--- Begin Data for this exercise ---

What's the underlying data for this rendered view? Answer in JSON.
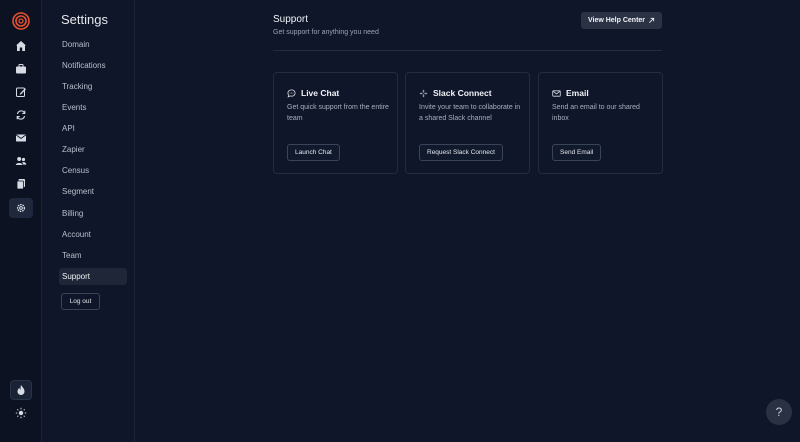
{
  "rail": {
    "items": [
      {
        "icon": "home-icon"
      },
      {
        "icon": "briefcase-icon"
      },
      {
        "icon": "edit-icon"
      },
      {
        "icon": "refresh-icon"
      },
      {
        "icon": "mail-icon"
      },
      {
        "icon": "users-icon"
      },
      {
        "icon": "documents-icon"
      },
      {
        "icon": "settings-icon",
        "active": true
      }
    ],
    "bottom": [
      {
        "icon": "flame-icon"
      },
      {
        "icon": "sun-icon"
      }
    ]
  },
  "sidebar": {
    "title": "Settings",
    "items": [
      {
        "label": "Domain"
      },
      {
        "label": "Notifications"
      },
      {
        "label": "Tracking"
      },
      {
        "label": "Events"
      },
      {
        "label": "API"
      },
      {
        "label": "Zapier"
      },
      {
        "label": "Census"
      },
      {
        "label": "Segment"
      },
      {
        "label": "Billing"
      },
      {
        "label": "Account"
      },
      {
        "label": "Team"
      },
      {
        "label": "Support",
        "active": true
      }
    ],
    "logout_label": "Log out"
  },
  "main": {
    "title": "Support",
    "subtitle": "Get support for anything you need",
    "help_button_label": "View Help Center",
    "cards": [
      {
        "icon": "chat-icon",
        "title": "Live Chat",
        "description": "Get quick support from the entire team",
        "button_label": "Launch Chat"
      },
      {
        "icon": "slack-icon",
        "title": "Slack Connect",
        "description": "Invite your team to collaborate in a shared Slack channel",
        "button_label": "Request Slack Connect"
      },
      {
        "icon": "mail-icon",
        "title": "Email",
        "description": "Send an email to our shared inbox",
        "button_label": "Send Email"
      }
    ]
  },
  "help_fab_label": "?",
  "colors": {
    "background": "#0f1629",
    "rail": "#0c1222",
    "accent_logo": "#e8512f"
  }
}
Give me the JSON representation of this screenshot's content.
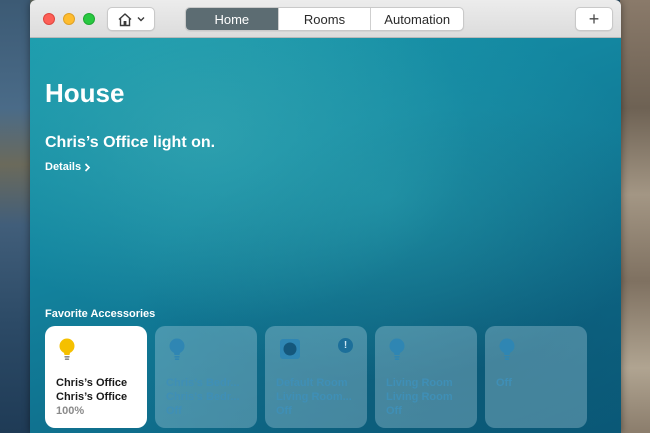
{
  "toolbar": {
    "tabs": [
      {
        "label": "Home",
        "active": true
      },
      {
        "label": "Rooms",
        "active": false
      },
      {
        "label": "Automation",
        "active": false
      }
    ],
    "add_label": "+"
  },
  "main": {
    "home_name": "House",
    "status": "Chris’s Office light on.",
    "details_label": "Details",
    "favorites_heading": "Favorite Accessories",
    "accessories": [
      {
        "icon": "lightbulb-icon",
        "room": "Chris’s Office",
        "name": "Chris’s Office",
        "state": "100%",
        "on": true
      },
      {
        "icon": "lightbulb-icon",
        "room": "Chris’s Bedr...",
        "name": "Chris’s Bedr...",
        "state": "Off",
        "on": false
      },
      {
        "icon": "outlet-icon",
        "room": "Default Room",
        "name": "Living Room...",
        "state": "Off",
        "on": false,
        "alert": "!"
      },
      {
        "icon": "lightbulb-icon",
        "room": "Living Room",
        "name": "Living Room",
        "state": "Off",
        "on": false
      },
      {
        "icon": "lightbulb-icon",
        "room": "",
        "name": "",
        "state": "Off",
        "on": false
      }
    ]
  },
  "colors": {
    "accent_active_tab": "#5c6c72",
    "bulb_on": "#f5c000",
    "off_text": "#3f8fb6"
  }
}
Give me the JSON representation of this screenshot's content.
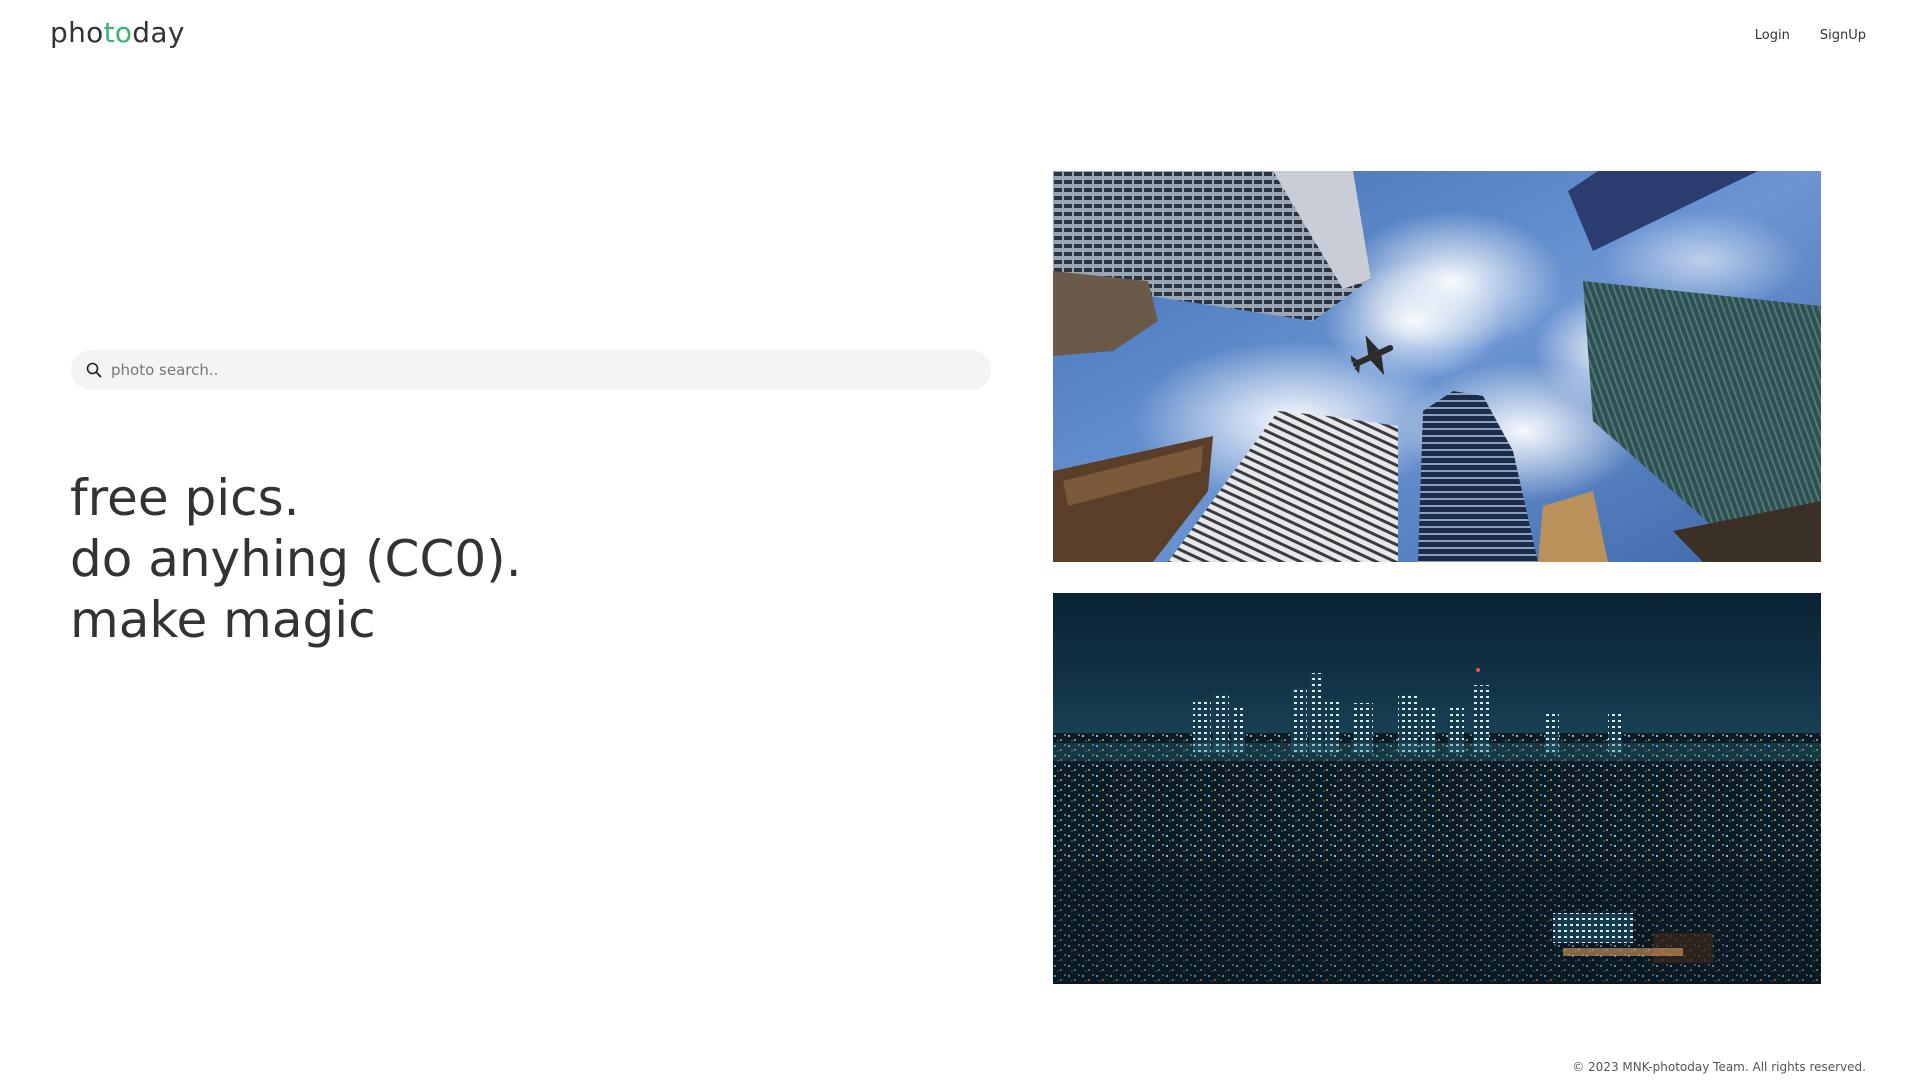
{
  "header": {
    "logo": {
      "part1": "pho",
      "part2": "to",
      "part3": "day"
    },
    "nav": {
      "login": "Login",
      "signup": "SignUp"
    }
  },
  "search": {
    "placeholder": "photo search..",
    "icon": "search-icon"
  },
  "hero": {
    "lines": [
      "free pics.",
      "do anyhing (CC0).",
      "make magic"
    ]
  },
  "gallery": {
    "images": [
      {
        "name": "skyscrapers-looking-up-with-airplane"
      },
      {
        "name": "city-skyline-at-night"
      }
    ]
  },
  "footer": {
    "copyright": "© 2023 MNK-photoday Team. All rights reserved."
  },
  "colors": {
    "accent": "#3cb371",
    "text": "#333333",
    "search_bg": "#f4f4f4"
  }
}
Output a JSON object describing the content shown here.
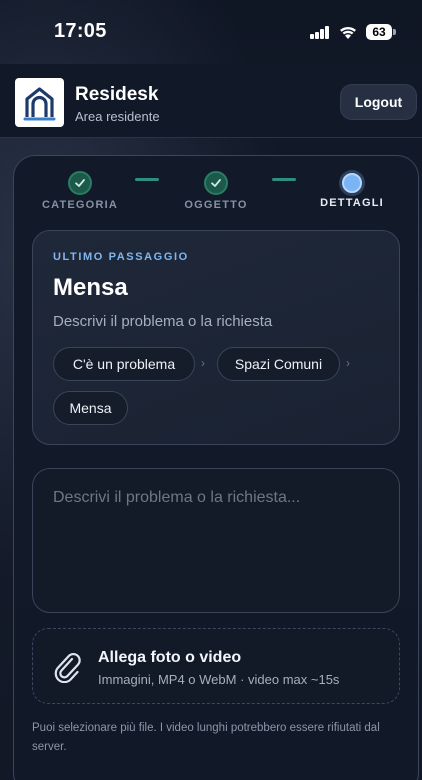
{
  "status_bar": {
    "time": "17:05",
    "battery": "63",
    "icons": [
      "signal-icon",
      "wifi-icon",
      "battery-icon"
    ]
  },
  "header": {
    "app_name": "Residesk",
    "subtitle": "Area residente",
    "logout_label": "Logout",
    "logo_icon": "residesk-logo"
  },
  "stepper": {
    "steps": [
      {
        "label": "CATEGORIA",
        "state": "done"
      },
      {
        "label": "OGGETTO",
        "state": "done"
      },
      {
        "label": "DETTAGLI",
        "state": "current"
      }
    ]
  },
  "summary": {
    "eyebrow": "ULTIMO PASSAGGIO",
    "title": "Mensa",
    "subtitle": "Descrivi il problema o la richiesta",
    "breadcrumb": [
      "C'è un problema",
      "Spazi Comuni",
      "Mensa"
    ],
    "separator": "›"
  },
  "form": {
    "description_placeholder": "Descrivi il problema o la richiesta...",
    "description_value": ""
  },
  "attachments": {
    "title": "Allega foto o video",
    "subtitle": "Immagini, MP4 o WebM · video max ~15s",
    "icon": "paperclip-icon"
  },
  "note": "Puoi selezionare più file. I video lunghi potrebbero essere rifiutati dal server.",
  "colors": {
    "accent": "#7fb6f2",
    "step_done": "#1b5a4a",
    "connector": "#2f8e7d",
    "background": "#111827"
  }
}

--- End Data for this exercise ---

- _Prompt_
Print all of the records shown above exactly, leaving out each picture.

- _Task output_
What's the underlying data for this rendered view? Answer in JSON.
{
  "rail": {
    "items": [
      {
        "icon": "home-icon"
      },
      {
        "icon": "briefcase-icon"
      },
      {
        "icon": "edit-icon"
      },
      {
        "icon": "refresh-icon"
      },
      {
        "icon": "mail-icon"
      },
      {
        "icon": "users-icon"
      },
      {
        "icon": "documents-icon"
      },
      {
        "icon": "settings-icon",
        "active": true
      }
    ],
    "bottom": [
      {
        "icon": "flame-icon"
      },
      {
        "icon": "sun-icon"
      }
    ]
  },
  "sidebar": {
    "title": "Settings",
    "items": [
      {
        "label": "Domain"
      },
      {
        "label": "Notifications"
      },
      {
        "label": "Tracking"
      },
      {
        "label": "Events"
      },
      {
        "label": "API"
      },
      {
        "label": "Zapier"
      },
      {
        "label": "Census"
      },
      {
        "label": "Segment"
      },
      {
        "label": "Billing"
      },
      {
        "label": "Account"
      },
      {
        "label": "Team"
      },
      {
        "label": "Support",
        "active": true
      }
    ],
    "logout_label": "Log out"
  },
  "main": {
    "title": "Support",
    "subtitle": "Get support for anything you need",
    "help_button_label": "View Help Center",
    "cards": [
      {
        "icon": "chat-icon",
        "title": "Live Chat",
        "description": "Get quick support from the entire team",
        "button_label": "Launch Chat"
      },
      {
        "icon": "slack-icon",
        "title": "Slack Connect",
        "description": "Invite your team to collaborate in a shared Slack channel",
        "button_label": "Request Slack Connect"
      },
      {
        "icon": "mail-icon",
        "title": "Email",
        "description": "Send an email to our shared inbox",
        "button_label": "Send Email"
      }
    ]
  },
  "help_fab_label": "?",
  "colors": {
    "background": "#0f1629",
    "rail": "#0c1222",
    "accent_logo": "#e8512f"
  }
}
Give me the JSON representation of this screenshot's content.
{
  "toolbar": {
    "tabs": [
      {
        "label": "Home",
        "active": true
      },
      {
        "label": "Rooms",
        "active": false
      },
      {
        "label": "Automation",
        "active": false
      }
    ],
    "add_label": "+"
  },
  "main": {
    "home_name": "House",
    "status": "Chris’s Office light on.",
    "details_label": "Details",
    "favorites_heading": "Favorite Accessories",
    "accessories": [
      {
        "icon": "lightbulb-icon",
        "room": "Chris’s Office",
        "name": "Chris’s Office",
        "state": "100%",
        "on": true
      },
      {
        "icon": "lightbulb-icon",
        "room": "Chris’s Bedr...",
        "name": "Chris’s Bedr...",
        "state": "Off",
        "on": false
      },
      {
        "icon": "outlet-icon",
        "room": "Default Room",
        "name": "Living Room...",
        "state": "Off",
        "on": false,
        "alert": "!"
      },
      {
        "icon": "lightbulb-icon",
        "room": "Living Room",
        "name": "Living Room",
        "state": "Off",
        "on": false
      },
      {
        "icon": "lightbulb-icon",
        "room": "",
        "name": "",
        "state": "Off",
        "on": false
      }
    ]
  },
  "colors": {
    "accent_active_tab": "#5c6c72",
    "bulb_on": "#f5c000",
    "off_text": "#3f8fb6"
  }
}
Give me the JSON representation of this screenshot's content.
{
  "header": {
    "logo": {
      "part1": "pho",
      "part2": "to",
      "part3": "day"
    },
    "nav": {
      "login": "Login",
      "signup": "SignUp"
    }
  },
  "search": {
    "placeholder": "photo search..",
    "icon": "search-icon"
  },
  "hero": {
    "lines": [
      "free pics.",
      "do anyhing (CC0).",
      "make magic"
    ]
  },
  "gallery": {
    "images": [
      {
        "name": "skyscrapers-looking-up-with-airplane"
      },
      {
        "name": "city-skyline-at-night"
      }
    ]
  },
  "footer": {
    "copyright": "© 2023 MNK-photoday Team. All rights reserved."
  },
  "colors": {
    "accent": "#3cb371",
    "text": "#333333",
    "search_bg": "#f4f4f4"
  }
}
Output a JSON object describing the content shown here.
{
  "status_bar": {
    "time": "17:05",
    "battery": "63",
    "icons": [
      "signal-icon",
      "wifi-icon",
      "battery-icon"
    ]
  },
  "header": {
    "app_name": "Residesk",
    "subtitle": "Area residente",
    "logout_label": "Logout",
    "logo_icon": "residesk-logo"
  },
  "stepper": {
    "steps": [
      {
        "label": "CATEGORIA",
        "state": "done"
      },
      {
        "label": "OGGETTO",
        "state": "done"
      },
      {
        "label": "DETTAGLI",
        "state": "current"
      }
    ]
  },
  "summary": {
    "eyebrow": "ULTIMO PASSAGGIO",
    "title": "Mensa",
    "subtitle": "Descrivi il problema o la richiesta",
    "breadcrumb": [
      "C'è un problema",
      "Spazi Comuni",
      "Mensa"
    ],
    "separator": "›"
  },
  "form": {
    "description_placeholder": "Descrivi il problema o la richiesta...",
    "description_value": ""
  },
  "attachments": {
    "title": "Allega foto o video",
    "subtitle": "Immagini, MP4 o WebM · video max ~15s",
    "icon": "paperclip-icon"
  },
  "note": "Puoi selezionare più file. I video lunghi potrebbero essere rifiutati dal server.",
  "colors": {
    "accent": "#7fb6f2",
    "step_done": "#1b5a4a",
    "connector": "#2f8e7d",
    "background": "#111827"
  }
}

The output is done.